### Required task
The records below should be written out again, exactly.

### Extracted data
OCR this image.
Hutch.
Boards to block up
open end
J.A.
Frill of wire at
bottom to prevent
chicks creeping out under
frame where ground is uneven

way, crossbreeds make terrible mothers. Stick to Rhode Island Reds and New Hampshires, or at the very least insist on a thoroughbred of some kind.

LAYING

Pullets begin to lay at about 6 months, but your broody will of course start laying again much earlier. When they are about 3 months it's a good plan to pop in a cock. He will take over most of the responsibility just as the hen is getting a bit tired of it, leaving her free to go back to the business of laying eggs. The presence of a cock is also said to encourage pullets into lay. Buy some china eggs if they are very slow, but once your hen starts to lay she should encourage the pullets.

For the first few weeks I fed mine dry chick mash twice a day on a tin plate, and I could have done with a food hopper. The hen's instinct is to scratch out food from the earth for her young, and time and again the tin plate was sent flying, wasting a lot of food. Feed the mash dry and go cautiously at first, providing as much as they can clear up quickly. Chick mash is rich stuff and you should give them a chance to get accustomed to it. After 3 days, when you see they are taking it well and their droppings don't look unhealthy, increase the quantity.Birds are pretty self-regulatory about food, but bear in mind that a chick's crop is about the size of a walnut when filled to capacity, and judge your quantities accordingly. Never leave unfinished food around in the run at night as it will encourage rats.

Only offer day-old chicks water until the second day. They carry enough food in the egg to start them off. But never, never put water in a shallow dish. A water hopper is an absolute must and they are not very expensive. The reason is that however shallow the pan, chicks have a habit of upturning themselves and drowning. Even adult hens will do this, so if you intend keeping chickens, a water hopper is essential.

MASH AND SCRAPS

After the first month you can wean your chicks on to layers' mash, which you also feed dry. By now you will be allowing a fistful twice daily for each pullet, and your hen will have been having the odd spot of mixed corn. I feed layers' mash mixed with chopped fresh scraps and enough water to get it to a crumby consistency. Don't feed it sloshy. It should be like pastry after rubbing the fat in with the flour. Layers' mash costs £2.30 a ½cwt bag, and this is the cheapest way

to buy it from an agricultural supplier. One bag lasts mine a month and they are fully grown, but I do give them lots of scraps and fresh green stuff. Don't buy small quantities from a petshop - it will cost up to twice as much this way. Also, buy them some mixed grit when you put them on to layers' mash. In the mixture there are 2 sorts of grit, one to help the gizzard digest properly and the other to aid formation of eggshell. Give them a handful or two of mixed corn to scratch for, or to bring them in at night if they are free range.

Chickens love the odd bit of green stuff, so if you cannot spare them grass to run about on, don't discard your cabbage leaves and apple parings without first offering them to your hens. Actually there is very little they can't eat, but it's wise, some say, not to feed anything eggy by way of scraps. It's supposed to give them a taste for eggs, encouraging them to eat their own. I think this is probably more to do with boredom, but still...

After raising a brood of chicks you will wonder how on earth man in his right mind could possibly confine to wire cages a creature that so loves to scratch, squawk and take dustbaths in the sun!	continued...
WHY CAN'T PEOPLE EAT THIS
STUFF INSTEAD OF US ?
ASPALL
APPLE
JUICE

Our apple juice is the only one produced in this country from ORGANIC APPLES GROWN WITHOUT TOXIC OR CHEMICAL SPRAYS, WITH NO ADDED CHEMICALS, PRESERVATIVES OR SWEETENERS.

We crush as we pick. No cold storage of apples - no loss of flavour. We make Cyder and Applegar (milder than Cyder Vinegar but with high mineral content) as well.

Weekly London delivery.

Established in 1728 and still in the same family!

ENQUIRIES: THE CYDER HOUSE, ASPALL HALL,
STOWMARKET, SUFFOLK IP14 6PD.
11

### Result for this exercise
OCR this image.
Hutch.
Boards to block up
open end
J.A.
Frill of wire at
bottom to prevent
chicks creeping out under
frame where ground is uneven

way, crossbreeds make terrible mothers. Stick to Rhode Island Reds and New Hampshires, or at the very least insist on a thoroughbred of some kind.

LAYING

Pullets begin to lay at about 6 months, but your broody will of course start laying again much earlier. When they are about 3 months it's a good plan to pop in a cock. He will take over most of the responsibility just as the hen is getting a bit tired of it, leaving her free to go back to the business of laying eggs. The presence of a cock is also said to encourage pullets into lay. Buy some china eggs if they are very slow, but once your hen starts to lay she should encourage the pullets.

For the first few weeks I fed mine dry chick mash twice a day on a tin plate, and I could have done with a food hopper. The hen's instinct is to scratch out food from the earth for her young, and time and again the tin plate was sent flying, wasting a lot of food. Feed the mash dry and go cautiously at first, providing as much as they can clear up quickly. Chick mash is rich stuff and you should give them a chance to get accustomed to it. After 3 days, when you see they are taking it well and their droppings don't look unhealthy, increase the quantity.Birds are pretty self-regulatory about food, but bear in mind that a chick's crop is about the size of a walnut when filled to capacity, and judge your quantities accordingly. Never leave unfinished food around in the run at night as it will encourage rats.

Only offer day-old chicks water until the second day. They carry enough food in the egg to start them off. But never, never put water in a shallow dish. A water hopper is an absolute must and they are not very expensive. The reason is that however shallow the pan, chicks have a habit of upturning themselves and drowning. Even adult hens will do this, so if you intend keeping chickens, a water hopper is essential.

MASH AND SCRAPS

After the first month you can wean your chicks on to layers' mash, which you also feed dry. By now you will be allowing a fistful twice daily for each pullet, and your hen will have been having the odd spot of mixed corn. I feed layers' mash mixed with chopped fresh scraps and enough water to get it to a crumby consistency. Don't feed it sloshy. It should be like pastry after rubbing the fat in with the flour. Layers' mash costs £2.30 a ½cwt bag, and this is the cheapest way

to buy it from an agricultural supplier. One bag lasts mine a month and they are fully grown, but I do give them lots of scraps and fresh green stuff. Don't buy small quantities from a petshop - it will cost up to twice as much this way. Also, buy them some mixed grit when you put them on to layers' mash. In the mixture there are 2 sorts of grit, one to help the gizzard digest properly and the other to aid formation of eggshell. Give them a handful or two of mixed corn to scratch for, or to bring them in at night if they are free range.

Chickens love the odd bit of green stuff, so if you cannot spare them grass to run about on, don't discard your cabbage leaves and apple parings without first offering them to your hens. Actually there is very little they can't eat, but it's wise, some say, not to feed anything eggy by way of scraps. It's supposed to give them a taste for eggs, encouraging them to eat their own. I think this is probably more to do with boredom, but still...

After raising a brood of chicks you will wonder how on earth man in his right mind could possibly confine to wire cages a creature that so loves to scratch, squawk and take dustbaths in the sun!	continued...
WHY CAN'T PEOPLE EAT THIS
STUFF INSTEAD OF US ?
ASPALL
APPLE
JUICE

Our apple juice is the only one produced in this country from ORGANIC APPLES GROWN WITHOUT TOXIC OR CHEMICAL SPRAYS, WITH NO ADDED CHEMICALS, PRESERVATIVES OR SWEETENERS.

We crush as we pick. No cold storage of apples - no loss of flavour. We make Cyder and Applegar (milder than Cyder Vinegar but with high mineral content) as well.

Weekly London delivery.

Established in 1728 and still in the same family!

ENQUIRIES: THE CYDER HOUSE, ASPALL HALL,
STOWMARKET, SUFFOLK IP14 6PD.
11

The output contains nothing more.